[Opening Extract section]
Duke Energy Misses an Opportunity to Do the Right Thing

60 Minutes aired an investigative segment on Duke Energy and their Dan River coal ash spill. Leslie Stahl did a very good job of asking tough questions, but gave Duke CEO Lynn Good more than enough opportunities to be proactive and change the direction of the company. Good did not embrace the opportunity.

Instead, she blamed industrial practices of the past and called for more studies on how to handle the coal ash problem. In essence, just buying more time for another coal ash disaster to occur. If I were a Duke Energy investor (which I am not), I’d be concerned about this attitude. As CEO, Good has a fiduciary responsibility to reduce the company’s risk, not just increase shareholder value. Her actions (or lack thereof) call into question her handling of shareholder risk. If I’m an insurer, I am having a hard time underwriting the risk posed by these coal ash ponds and probably I’m raising their premiums substantially!

What Good could have done is make a bold statement: Duke Energy is going to be proactive about coal ash and is currently making plans to remove all toxic coal ash from it’s facilities within the next 24 months. In addition, we are announcing an unprecedented investment in renewables and energy efficiency: from solar to wind to geothermal, we intend to put fossil fuels behind us and become a world leader in showing how a company can move forward do the right thing.Instead of creating a company of the future, Good is giving us more of the same: excuses and pollution.

Click here to watch the story

David Crane, CEO of NRG Energy sees things very differently. In a letter to shareholders, Crane sees the need for energy companies to move forward, “There is no Amazon, Apple, Facebook or Google in the American energy industry today. There is no energy company that relates to the American energy consumer by offering a comprehensive or seamless solution to the individual’s energy needs. There is no energy company that connects the consumer with their own energy generating potential. There is no energy company that enables the consumer to make their own energy choices. there is no energy company that empowers the individual wherever they are, whatever they are doing for however long they are doing it.”
[Closing Extract section]
[Opening Entries shown section]
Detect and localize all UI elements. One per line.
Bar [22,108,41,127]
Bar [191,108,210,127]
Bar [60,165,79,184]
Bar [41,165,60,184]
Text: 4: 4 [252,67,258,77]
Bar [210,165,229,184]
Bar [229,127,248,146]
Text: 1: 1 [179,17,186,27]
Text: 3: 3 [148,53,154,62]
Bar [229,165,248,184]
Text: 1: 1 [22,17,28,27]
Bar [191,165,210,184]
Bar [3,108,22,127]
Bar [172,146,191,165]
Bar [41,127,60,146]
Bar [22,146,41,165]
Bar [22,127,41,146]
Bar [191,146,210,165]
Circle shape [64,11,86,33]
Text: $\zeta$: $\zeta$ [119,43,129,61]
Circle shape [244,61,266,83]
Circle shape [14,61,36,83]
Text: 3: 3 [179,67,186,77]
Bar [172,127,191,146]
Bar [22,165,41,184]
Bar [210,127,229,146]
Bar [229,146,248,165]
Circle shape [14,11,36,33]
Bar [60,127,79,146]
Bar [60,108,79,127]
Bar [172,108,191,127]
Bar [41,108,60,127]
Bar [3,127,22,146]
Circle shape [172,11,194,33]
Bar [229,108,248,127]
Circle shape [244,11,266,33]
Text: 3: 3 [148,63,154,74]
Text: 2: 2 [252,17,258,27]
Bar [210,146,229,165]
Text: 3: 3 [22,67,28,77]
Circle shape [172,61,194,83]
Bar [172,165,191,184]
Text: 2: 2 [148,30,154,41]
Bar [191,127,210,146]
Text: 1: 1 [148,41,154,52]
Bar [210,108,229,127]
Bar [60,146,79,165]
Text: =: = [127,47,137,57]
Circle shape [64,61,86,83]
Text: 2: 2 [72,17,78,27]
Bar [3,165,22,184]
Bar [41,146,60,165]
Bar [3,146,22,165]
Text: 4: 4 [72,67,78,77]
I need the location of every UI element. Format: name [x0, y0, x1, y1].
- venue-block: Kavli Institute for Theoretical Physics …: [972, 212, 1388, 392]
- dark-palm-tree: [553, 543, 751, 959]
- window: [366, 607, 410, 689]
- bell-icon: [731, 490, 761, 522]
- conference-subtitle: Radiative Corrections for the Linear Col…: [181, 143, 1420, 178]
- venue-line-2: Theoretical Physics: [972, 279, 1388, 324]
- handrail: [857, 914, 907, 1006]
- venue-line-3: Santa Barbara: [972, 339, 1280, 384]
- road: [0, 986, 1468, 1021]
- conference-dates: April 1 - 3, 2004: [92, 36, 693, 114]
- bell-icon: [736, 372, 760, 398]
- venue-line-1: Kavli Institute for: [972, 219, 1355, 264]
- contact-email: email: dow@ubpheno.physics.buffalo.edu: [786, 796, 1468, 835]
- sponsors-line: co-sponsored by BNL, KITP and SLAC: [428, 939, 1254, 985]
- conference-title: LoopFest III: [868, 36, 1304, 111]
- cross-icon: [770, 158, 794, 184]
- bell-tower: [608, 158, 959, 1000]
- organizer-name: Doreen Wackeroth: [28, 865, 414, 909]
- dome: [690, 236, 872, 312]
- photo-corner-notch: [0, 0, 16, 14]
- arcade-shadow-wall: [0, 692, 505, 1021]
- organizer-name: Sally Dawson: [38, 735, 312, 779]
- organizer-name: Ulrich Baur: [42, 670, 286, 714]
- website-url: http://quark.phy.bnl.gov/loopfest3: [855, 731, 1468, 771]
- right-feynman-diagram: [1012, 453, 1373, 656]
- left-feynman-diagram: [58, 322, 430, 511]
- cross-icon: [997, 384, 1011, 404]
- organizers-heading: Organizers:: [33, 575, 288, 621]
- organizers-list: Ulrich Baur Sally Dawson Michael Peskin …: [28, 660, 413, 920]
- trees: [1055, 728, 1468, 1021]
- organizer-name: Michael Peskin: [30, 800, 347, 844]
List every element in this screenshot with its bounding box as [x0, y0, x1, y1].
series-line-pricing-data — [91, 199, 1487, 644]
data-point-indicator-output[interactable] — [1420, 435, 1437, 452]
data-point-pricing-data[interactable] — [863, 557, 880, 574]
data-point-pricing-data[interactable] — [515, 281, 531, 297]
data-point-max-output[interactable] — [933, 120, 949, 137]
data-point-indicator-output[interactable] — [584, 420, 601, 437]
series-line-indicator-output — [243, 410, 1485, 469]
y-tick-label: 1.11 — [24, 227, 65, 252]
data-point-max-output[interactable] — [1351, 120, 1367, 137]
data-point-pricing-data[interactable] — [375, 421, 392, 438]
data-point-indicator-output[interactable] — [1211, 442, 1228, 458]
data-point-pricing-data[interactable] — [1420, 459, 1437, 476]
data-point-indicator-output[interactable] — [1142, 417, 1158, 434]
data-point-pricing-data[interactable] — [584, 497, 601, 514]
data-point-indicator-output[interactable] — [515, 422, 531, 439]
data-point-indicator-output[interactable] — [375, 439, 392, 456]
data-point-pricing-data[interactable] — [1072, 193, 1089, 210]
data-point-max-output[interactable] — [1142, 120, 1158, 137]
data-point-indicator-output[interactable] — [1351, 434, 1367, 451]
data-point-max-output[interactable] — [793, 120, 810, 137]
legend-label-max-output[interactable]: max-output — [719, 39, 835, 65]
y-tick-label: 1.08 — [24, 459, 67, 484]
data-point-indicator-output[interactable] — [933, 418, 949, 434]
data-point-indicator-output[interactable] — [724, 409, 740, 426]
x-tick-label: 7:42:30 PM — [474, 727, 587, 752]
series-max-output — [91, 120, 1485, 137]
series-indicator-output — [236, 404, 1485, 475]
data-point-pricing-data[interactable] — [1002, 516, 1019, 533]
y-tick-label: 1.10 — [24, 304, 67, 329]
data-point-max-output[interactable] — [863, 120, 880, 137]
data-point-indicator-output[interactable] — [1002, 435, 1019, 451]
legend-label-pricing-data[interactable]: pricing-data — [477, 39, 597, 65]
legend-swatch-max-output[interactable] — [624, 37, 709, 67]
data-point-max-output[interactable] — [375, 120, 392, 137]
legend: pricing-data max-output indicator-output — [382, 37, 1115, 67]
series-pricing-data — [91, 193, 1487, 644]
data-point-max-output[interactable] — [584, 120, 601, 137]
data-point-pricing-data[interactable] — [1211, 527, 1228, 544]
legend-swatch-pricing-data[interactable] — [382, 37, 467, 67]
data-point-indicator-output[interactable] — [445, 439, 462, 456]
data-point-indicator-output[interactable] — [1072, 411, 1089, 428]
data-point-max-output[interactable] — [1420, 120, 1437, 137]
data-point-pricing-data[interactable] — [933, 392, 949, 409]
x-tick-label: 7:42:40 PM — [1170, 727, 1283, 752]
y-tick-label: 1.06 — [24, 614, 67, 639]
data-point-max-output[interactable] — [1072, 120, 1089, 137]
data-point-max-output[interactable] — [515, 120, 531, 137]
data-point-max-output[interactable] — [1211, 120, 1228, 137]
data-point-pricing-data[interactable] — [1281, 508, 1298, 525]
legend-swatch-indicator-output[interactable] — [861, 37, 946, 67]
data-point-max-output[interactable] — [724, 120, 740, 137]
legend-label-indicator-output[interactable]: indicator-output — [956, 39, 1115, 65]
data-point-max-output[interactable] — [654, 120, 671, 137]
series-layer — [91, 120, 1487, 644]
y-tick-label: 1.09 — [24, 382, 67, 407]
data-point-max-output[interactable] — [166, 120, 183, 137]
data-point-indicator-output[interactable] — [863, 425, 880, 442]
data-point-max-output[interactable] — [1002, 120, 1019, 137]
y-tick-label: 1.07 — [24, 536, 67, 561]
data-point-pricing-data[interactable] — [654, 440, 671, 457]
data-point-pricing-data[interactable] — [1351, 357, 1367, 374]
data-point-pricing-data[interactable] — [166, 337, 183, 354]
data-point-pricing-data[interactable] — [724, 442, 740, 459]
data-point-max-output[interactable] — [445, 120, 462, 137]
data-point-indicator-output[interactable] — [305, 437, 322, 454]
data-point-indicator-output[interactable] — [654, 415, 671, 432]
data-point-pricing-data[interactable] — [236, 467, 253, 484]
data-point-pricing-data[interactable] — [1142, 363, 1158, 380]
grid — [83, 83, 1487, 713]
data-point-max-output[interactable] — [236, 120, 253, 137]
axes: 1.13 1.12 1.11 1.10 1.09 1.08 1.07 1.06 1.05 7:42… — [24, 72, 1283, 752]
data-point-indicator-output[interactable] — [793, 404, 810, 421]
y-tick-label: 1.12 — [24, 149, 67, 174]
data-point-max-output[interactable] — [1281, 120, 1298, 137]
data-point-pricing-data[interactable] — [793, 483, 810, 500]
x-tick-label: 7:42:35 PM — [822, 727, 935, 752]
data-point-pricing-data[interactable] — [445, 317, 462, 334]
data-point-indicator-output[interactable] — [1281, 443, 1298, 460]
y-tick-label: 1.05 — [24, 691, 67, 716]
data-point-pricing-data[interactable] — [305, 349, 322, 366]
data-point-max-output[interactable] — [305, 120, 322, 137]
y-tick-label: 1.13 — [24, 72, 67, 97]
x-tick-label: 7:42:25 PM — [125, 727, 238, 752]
[Closing Entries shown section]
*Work instructions*.
[a] Retype the passage of the Duke Energy commentary that opens with the words containing "What Good could" and closes with "excuses and pollution.", reproducing it character for character.
[b] Write the next part of the Duke Energy commentary, picking up after its final sentence.

*Answers to each task*.
[a]
What Good could have done is make a bold statement: Duke Energy is going to be proactive about coal ash and is currently making plans to remove all toxic coal ash from it’s facilities within the next 24 months. In addition, we are announcing an unprecedented investment in renewables and energy efficiency: from solar to wind to geothermal, we intend to put fossil fuels behind us and become a world leader in showing how a company can move forward do the right thing.Instead of creating a company of the future, Good is giving us more of the same: excuses and pollution.

[b]
This idea of putting the consumer first is important – it is Duke’s consumers who have to deal with the effects of the energy company’s polluting ways. Crane points to future generations who will have to fix the mistakes of this one,“As we forge ahead, I am mindful of the fact that the next generation of Americans – the generation around my soon-to-be adult children – is different from you and I. Somehow, some way, the next generation of Americans became “all in” in their commitment to sustainability, in every sense of the word, including clean energy. With them, it is built into their DNA, not just learned behavior as it is for us.

And make no mistake about our children. They will hold all of us accountable – true believers and climate deniers alike. The day is coming when our children sit us down in our dotage, look us straight in the eye, with an acute sense of betrayal and disappointment in theirs, and whisper to us, “You knew… and you didn’t do anything about it. Why?” And for a long time, our string of excuses has run something like this: “We didn’t have the technology…it would have been ruinously expensive…the government didn’t make us do it…”

And while I do not agree fully with Mr. Crane, especially on the use of nuclear, he is making an effort to take the lead and be a change maker – something we at Krull & Company and our clients can applaud.

This time, CEO Good missed her chance to make positive change.   However, each day provides her a new opportunity to shift Duke Energy away from primitive industrial waste practices.  Let’s hope she seizes the next opportunity to do the right thing.